WHAT THE TASK REQUIRES:
Print every line of the listing exactly, please.

DATASET:
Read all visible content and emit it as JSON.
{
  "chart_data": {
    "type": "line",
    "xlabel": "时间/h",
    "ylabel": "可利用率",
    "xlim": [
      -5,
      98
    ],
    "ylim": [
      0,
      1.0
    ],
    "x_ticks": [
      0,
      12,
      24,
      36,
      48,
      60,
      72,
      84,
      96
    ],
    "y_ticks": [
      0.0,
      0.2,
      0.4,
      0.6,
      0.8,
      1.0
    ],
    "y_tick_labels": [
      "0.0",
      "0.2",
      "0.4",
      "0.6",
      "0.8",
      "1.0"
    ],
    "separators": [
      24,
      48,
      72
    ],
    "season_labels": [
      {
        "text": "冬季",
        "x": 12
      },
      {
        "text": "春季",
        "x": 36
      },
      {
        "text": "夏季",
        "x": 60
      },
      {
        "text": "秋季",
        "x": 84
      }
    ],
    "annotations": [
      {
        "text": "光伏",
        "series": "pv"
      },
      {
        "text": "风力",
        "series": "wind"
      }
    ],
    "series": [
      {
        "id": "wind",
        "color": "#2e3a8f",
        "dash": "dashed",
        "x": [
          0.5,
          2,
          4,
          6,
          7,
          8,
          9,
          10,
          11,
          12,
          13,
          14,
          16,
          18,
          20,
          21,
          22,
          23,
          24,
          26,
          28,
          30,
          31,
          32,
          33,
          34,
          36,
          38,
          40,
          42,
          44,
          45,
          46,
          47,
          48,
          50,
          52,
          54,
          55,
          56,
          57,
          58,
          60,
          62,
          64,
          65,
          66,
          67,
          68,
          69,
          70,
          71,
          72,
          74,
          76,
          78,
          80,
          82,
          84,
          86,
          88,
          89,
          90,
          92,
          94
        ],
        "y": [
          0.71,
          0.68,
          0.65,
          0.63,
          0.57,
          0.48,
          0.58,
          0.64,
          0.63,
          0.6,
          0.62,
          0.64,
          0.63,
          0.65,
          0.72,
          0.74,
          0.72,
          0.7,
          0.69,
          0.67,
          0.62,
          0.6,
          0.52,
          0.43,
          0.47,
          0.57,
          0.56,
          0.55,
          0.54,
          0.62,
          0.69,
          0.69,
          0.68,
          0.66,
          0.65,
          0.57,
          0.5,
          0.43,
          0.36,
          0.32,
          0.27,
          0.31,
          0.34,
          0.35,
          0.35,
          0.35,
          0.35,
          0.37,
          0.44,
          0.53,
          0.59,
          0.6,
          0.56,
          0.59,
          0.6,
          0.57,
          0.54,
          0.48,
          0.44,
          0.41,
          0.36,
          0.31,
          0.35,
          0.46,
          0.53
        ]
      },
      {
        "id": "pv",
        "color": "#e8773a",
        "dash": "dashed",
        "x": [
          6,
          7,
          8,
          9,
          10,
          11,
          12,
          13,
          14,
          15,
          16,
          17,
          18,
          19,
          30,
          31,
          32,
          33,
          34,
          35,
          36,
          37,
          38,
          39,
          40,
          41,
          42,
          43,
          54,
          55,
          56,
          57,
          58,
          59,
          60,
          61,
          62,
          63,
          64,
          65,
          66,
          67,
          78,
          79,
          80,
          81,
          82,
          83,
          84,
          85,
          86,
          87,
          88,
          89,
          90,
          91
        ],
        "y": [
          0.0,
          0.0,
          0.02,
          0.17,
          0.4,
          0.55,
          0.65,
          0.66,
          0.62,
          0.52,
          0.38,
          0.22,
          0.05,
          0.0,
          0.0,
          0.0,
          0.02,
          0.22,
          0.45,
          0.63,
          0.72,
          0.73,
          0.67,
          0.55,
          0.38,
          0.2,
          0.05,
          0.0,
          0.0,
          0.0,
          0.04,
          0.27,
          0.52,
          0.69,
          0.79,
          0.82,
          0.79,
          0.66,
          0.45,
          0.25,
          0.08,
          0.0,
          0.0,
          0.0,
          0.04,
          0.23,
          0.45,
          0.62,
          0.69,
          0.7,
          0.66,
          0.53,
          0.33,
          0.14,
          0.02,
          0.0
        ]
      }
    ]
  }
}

SOLUTION TO THIS EXERCISE:
Read all visible content and emit it as JSON.
{
  "chart_data": {
    "type": "line",
    "xlabel": "时间/h",
    "ylabel": "可利用率",
    "xlim": [
      -5,
      98
    ],
    "ylim": [
      0,
      1.0
    ],
    "x_ticks": [
      0,
      12,
      24,
      36,
      48,
      60,
      72,
      84,
      96
    ],
    "y_ticks": [
      0.0,
      0.2,
      0.4,
      0.6,
      0.8,
      1.0
    ],
    "y_tick_labels": [
      "0.0",
      "0.2",
      "0.4",
      "0.6",
      "0.8",
      "1.0"
    ],
    "separators": [
      24,
      48,
      72
    ],
    "season_labels": [
      {
        "text": "冬季",
        "x": 12
      },
      {
        "text": "春季",
        "x": 36
      },
      {
        "text": "夏季",
        "x": 60
      },
      {
        "text": "秋季",
        "x": 84
      }
    ],
    "annotations": [
      {
        "text": "光伏",
        "series": "pv"
      },
      {
        "text": "风力",
        "series": "wind"
      }
    ],
    "series": [
      {
        "id": "wind",
        "color": "#2e3a8f",
        "dash": "dashed",
        "x": [
          0.5,
          2,
          4,
          6,
          7,
          8,
          9,
          10,
          11,
          12,
          13,
          14,
          16,
          18,
          20,
          21,
          22,
          23,
          24,
          26,
          28,
          30,
          31,
          32,
          33,
          34,
          36,
          38,
          40,
          42,
          44,
          45,
          46,
          47,
          48,
          50,
          52,
          54,
          55,
          56,
          57,
          58,
          60,
          62,
          64,
          65,
          66,
          67,
          68,
          69,
          70,
          71,
          72,
          74,
          76,
          78,
          80,
          82,
          84,
          86,
          88,
          89,
          90,
          92,
          94
        ],
        "y": [
          0.71,
          0.68,
          0.65,
          0.63,
          0.57,
          0.48,
          0.58,
          0.64,
          0.63,
          0.6,
          0.62,
          0.64,
          0.63,
          0.65,
          0.72,
          0.74,
          0.72,
          0.7,
          0.69,
          0.67,
          0.62,
          0.6,
          0.52,
          0.43,
          0.47,
          0.57,
          0.56,
          0.55,
          0.54,
          0.62,
          0.69,
          0.69,
          0.68,
          0.66,
          0.65,
          0.57,
          0.5,
          0.43,
          0.36,
          0.32,
          0.27,
          0.31,
          0.34,
          0.35,
          0.35,
          0.35,
          0.35,
          0.37,
          0.44,
          0.53,
          0.59,
          0.6,
          0.56,
          0.59,
          0.6,
          0.57,
          0.54,
          0.48,
          0.44,
          0.41,
          0.36,
          0.31,
          0.35,
          0.46,
          0.53
        ]
      },
      {
        "id": "pv",
        "color": "#e8773a",
        "dash": "dashed",
        "x": [
          6,
          7,
          8,
          9,
          10,
          11,
          12,
          13,
          14,
          15,
          16,
          17,
          18,
          19,
          30,
          31,
          32,
          33,
          34,
          35,
          36,
          37,
          38,
          39,
          40,
          41,
          42,
          43,
          54,
          55,
          56,
          57,
          58,
          59,
          60,
          61,
          62,
          63,
          64,
          65,
          66,
          67,
          78,
          79,
          80,
          81,
          82,
          83,
          84,
          85,
          86,
          87,
          88,
          89,
          90,
          91
        ],
        "y": [
          0.0,
          0.0,
          0.02,
          0.17,
          0.4,
          0.55,
          0.65,
          0.66,
          0.62,
          0.52,
          0.38,
          0.22,
          0.05,
          0.0,
          0.0,
          0.0,
          0.02,
          0.22,
          0.45,
          0.63,
          0.72,
          0.73,
          0.67,
          0.55,
          0.38,
          0.2,
          0.05,
          0.0,
          0.0,
          0.0,
          0.04,
          0.27,
          0.52,
          0.69,
          0.79,
          0.82,
          0.79,
          0.66,
          0.45,
          0.25,
          0.08,
          0.0,
          0.0,
          0.0,
          0.04,
          0.23,
          0.45,
          0.62,
          0.69,
          0.7,
          0.66,
          0.53,
          0.33,
          0.14,
          0.02,
          0.0
        ]
      }
    ]
  }
}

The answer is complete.